[WHAT IS NEEDED]: Check each line of the material below for the string "Inflation", then report how many lines have it, and nothing else.

[DATASET EXCERPTS]:

— Begin —

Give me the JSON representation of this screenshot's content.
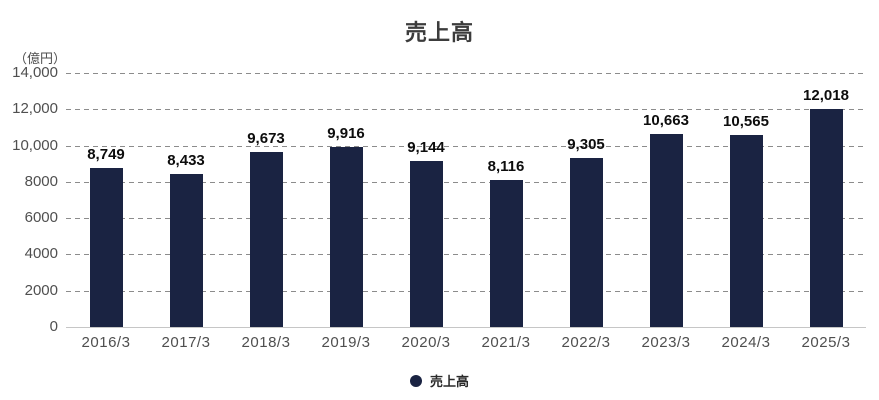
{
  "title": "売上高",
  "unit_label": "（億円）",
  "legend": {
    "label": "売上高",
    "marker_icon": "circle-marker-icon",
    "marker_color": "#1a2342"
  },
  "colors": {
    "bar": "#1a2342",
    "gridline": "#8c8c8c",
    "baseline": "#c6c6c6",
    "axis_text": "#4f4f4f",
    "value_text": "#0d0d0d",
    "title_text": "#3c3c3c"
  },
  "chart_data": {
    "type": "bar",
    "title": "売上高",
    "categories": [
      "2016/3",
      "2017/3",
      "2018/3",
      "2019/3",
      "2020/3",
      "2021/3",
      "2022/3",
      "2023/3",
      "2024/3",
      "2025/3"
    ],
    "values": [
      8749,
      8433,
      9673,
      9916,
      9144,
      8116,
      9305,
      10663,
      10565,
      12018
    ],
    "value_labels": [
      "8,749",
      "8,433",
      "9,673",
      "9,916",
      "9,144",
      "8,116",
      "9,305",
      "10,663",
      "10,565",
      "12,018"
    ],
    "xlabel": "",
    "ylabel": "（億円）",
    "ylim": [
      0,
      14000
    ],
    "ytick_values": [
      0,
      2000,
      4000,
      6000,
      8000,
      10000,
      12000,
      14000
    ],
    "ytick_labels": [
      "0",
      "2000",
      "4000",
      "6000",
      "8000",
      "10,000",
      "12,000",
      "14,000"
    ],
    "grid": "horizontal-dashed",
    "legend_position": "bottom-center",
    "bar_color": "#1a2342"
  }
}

— End —
— Begin —

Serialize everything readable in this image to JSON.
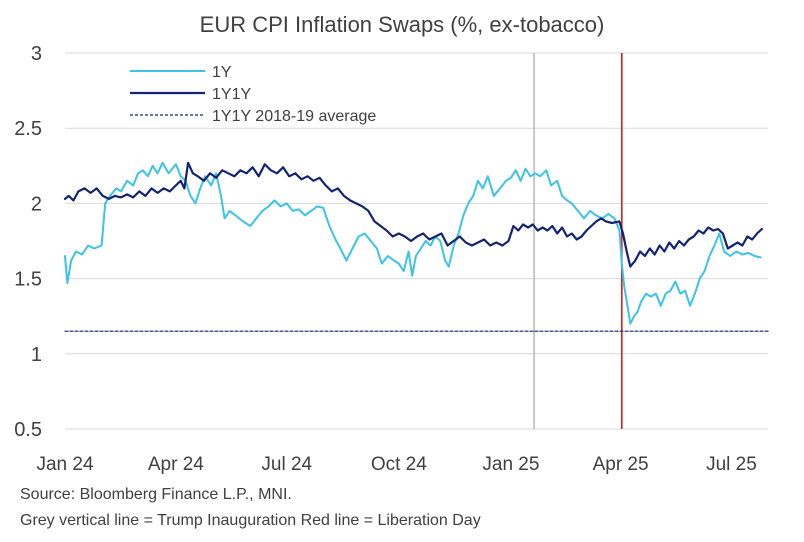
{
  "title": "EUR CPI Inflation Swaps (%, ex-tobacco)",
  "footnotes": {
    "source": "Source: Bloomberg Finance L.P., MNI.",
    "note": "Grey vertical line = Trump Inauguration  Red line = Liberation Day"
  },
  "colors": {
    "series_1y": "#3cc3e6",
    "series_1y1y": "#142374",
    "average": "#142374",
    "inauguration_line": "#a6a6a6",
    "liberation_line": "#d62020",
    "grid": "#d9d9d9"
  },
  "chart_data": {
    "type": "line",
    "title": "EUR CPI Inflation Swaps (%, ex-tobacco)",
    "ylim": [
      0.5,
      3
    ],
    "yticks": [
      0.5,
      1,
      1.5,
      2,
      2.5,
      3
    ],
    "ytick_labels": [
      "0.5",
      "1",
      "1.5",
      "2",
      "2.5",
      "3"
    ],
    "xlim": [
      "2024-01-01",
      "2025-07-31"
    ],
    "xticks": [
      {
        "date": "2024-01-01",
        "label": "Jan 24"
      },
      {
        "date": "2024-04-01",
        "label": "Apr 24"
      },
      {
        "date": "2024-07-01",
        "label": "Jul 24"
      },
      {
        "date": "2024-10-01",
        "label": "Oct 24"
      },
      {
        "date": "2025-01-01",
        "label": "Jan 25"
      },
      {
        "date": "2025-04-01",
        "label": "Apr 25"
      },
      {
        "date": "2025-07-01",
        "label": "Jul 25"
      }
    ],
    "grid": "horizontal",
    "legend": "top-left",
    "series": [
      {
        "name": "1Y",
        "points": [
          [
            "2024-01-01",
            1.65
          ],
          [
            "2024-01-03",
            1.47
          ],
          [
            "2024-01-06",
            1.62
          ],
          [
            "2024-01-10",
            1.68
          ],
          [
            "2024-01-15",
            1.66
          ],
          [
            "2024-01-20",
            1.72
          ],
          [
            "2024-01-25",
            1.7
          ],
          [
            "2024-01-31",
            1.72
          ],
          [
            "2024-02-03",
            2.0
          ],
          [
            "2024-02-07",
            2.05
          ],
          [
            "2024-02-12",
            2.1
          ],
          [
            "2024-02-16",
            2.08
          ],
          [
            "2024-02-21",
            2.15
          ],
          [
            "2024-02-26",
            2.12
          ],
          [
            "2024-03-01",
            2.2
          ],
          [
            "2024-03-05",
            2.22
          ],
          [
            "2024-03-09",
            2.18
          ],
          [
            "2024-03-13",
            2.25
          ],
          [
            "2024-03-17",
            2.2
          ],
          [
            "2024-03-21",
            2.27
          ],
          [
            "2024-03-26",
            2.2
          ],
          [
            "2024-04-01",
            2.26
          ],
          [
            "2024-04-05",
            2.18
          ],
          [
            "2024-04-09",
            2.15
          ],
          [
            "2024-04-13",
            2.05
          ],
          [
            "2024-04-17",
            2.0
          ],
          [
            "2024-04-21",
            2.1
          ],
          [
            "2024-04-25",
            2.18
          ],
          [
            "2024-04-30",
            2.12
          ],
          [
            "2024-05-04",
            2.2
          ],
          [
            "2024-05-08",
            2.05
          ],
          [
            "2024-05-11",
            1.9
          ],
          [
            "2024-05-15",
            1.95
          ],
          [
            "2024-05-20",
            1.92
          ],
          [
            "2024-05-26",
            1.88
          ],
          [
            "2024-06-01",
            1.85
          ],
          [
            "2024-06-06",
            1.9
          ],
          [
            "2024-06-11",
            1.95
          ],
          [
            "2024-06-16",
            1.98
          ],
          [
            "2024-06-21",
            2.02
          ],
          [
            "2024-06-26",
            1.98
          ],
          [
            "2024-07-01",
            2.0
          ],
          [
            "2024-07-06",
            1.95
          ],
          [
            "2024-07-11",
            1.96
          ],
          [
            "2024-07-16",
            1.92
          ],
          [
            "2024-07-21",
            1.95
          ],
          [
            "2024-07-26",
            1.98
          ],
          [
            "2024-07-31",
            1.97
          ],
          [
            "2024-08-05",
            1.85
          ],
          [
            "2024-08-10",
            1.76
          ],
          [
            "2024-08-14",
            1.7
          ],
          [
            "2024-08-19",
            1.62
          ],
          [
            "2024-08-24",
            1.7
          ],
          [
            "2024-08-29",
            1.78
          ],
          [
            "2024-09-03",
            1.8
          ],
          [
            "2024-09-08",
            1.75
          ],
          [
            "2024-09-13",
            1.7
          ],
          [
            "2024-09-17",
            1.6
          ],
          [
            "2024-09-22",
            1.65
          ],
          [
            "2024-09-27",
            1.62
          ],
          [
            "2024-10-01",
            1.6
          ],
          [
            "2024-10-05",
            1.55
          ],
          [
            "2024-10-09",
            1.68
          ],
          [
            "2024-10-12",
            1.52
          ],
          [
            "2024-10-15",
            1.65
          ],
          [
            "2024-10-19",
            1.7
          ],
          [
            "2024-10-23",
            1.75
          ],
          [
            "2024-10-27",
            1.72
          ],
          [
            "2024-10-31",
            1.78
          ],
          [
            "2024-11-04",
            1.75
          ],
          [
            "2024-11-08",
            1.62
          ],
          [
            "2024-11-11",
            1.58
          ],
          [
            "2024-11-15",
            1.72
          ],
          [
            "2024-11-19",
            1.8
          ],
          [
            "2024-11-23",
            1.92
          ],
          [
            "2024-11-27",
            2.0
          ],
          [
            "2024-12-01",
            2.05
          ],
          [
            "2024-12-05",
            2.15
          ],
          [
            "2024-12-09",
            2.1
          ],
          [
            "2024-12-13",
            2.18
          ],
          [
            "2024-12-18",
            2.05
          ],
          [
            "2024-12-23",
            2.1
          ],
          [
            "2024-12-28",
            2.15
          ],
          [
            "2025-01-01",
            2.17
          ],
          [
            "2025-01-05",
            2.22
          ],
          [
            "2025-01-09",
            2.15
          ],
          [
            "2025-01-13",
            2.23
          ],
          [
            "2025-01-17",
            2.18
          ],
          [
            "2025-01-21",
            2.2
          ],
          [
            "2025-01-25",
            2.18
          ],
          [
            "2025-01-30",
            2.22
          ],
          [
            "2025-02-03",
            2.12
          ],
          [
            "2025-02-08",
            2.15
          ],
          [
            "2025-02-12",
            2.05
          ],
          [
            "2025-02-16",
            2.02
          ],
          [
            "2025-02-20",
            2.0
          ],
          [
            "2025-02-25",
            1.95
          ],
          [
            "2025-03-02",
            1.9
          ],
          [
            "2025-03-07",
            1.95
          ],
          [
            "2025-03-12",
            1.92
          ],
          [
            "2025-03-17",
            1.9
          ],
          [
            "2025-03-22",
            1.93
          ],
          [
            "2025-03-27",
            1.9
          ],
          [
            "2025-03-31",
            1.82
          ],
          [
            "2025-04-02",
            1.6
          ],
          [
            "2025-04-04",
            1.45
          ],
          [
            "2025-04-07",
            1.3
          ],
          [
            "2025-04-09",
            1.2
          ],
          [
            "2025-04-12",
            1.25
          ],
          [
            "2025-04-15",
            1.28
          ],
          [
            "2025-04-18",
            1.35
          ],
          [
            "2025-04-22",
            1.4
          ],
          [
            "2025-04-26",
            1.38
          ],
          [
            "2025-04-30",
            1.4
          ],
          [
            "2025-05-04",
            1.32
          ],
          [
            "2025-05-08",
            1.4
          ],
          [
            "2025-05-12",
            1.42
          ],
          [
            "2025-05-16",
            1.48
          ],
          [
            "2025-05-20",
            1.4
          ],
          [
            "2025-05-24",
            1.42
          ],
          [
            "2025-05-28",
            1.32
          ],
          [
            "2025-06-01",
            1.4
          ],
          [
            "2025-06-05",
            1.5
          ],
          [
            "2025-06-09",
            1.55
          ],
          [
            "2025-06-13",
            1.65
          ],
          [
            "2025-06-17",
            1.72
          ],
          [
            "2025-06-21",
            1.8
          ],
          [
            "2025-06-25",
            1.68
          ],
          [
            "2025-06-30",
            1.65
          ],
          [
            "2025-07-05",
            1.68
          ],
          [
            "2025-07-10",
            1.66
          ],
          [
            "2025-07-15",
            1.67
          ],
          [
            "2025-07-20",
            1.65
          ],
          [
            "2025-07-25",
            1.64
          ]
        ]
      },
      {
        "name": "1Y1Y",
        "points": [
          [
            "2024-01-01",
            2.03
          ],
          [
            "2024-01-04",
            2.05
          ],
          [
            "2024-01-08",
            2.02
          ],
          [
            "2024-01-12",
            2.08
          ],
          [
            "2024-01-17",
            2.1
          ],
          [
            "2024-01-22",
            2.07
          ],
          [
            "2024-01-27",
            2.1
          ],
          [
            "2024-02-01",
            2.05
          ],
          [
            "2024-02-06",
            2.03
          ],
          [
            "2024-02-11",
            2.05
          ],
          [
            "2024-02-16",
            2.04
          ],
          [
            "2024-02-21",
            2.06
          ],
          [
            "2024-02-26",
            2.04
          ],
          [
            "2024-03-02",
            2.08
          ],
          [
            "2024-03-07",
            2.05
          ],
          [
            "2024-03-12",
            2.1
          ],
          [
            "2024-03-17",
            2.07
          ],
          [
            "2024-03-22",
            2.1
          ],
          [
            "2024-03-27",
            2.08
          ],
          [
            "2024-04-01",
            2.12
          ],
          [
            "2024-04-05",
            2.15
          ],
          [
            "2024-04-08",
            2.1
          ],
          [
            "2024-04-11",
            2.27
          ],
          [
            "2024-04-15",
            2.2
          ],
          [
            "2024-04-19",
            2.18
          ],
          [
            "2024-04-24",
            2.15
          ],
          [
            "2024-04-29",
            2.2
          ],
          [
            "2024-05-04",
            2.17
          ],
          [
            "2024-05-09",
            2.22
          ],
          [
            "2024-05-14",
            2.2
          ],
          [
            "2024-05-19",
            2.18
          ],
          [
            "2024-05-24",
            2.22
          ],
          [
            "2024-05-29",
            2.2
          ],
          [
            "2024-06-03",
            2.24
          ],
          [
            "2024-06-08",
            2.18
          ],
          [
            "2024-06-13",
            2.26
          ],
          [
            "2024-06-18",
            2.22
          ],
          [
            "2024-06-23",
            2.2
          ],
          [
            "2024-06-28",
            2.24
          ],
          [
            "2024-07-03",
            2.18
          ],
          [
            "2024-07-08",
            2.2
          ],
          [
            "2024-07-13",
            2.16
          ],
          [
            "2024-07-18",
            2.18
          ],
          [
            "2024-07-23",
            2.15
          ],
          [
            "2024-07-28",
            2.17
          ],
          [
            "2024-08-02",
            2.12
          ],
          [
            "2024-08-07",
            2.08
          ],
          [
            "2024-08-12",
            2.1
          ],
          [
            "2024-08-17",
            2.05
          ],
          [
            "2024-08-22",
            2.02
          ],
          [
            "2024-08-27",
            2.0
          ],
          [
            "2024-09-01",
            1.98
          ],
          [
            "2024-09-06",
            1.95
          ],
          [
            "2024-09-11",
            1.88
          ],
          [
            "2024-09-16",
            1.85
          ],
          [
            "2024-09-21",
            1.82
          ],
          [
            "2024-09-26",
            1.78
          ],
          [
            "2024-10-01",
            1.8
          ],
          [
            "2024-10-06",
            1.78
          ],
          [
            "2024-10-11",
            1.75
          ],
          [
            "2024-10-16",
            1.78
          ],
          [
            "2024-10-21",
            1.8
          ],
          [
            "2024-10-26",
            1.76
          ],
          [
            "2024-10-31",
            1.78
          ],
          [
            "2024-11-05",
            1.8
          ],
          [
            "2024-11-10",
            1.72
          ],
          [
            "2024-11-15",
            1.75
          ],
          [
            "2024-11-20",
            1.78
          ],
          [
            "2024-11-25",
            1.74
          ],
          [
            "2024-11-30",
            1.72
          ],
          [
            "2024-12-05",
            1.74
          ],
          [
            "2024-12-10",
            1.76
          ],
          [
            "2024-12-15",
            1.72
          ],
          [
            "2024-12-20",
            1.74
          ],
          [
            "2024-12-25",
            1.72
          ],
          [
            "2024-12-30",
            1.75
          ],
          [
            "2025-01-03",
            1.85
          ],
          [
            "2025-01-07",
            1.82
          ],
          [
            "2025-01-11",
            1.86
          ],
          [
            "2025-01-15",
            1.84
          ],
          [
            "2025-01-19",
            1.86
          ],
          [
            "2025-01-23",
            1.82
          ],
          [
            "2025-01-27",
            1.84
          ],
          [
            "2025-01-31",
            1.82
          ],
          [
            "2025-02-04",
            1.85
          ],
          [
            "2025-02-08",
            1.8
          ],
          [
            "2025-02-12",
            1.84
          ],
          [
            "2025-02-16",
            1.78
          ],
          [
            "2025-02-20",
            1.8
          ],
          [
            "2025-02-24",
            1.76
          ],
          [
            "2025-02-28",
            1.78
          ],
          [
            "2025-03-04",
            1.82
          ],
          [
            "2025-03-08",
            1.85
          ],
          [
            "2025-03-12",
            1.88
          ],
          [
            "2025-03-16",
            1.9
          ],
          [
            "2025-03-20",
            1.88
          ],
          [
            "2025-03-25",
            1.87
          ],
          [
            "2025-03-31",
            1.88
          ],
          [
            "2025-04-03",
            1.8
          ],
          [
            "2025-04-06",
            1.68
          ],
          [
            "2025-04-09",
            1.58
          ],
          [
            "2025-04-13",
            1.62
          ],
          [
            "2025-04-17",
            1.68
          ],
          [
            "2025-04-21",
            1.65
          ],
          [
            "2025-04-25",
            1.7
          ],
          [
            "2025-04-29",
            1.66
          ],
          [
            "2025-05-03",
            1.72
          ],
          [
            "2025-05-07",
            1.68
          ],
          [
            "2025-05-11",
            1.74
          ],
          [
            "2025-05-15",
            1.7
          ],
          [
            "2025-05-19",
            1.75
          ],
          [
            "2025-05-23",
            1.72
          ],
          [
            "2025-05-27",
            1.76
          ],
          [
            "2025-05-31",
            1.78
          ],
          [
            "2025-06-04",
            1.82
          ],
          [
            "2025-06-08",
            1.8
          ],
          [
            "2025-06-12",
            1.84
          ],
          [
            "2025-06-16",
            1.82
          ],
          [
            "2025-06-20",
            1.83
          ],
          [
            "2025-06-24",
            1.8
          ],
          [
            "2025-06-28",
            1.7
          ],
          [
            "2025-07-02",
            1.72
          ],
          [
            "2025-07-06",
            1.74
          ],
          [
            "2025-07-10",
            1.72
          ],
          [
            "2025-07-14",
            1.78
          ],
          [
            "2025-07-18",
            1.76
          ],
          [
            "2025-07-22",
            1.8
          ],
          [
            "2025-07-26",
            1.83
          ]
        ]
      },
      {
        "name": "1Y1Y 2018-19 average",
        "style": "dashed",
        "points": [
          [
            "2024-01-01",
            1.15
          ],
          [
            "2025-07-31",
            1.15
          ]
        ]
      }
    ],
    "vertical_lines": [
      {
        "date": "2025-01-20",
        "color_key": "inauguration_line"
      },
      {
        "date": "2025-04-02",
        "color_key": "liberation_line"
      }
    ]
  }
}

— End —

[EXERCISE OUTPUT]: 2